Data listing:
_ _ _

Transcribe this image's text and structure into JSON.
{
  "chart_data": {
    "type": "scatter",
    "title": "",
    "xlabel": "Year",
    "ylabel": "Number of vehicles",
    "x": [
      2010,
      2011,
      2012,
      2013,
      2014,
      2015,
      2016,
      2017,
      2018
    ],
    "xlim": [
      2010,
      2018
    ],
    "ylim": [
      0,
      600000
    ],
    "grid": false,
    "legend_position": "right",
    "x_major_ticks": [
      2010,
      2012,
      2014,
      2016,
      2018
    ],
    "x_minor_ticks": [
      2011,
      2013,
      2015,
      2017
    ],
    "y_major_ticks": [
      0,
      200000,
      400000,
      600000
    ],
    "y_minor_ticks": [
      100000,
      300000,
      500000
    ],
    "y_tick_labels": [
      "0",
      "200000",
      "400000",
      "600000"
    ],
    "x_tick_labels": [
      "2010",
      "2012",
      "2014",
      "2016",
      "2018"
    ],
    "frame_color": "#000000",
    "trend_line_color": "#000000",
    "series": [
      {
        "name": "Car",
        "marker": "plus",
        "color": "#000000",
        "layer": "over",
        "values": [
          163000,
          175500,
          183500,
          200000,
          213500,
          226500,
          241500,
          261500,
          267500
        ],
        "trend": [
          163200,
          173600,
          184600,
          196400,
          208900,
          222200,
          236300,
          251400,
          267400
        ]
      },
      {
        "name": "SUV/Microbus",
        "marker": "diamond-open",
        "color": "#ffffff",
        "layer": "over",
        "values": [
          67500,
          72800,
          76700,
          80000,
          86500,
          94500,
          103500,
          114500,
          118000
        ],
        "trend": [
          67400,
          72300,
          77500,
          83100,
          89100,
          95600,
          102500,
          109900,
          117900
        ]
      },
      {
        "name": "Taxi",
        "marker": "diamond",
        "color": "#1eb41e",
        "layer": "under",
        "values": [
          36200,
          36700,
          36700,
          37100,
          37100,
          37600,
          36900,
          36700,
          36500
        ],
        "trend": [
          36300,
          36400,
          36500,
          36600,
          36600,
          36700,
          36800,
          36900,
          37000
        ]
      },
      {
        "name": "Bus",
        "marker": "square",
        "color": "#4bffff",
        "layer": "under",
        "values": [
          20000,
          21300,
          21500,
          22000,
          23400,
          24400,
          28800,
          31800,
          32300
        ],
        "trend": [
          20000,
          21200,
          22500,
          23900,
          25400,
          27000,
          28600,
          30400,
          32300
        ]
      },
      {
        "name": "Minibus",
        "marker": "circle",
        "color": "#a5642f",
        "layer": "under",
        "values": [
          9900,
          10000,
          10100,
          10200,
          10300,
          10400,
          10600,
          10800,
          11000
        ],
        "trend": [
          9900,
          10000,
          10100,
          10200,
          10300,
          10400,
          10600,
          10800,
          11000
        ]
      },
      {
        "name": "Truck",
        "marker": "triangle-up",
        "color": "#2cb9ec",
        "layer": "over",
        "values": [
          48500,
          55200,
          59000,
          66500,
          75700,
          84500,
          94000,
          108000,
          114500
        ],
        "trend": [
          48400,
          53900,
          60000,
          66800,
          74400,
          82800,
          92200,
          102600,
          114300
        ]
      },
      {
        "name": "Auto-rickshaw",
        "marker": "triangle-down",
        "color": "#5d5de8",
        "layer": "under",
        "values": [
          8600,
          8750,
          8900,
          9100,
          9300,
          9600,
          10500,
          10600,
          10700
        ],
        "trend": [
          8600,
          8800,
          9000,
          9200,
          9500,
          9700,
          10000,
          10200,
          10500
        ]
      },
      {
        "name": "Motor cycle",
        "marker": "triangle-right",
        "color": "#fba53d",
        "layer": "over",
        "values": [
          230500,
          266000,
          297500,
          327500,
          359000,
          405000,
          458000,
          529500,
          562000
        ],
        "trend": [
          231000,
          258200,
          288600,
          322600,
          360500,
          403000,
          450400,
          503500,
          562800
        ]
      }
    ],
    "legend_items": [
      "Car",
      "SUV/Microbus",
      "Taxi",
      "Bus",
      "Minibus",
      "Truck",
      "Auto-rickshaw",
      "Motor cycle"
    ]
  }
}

_ _ _

> **Task requirements**
From the data above, copy each line that has the string "name".

> **Correct output**
        "name": "Car",
        "name": "SUV/Microbus",
        "name": "Taxi",
        "name": "Bus",
        "name": "Minibus",
        "name": "Truck",
        "name": "Auto-rickshaw",
        "name": "Motor cycle",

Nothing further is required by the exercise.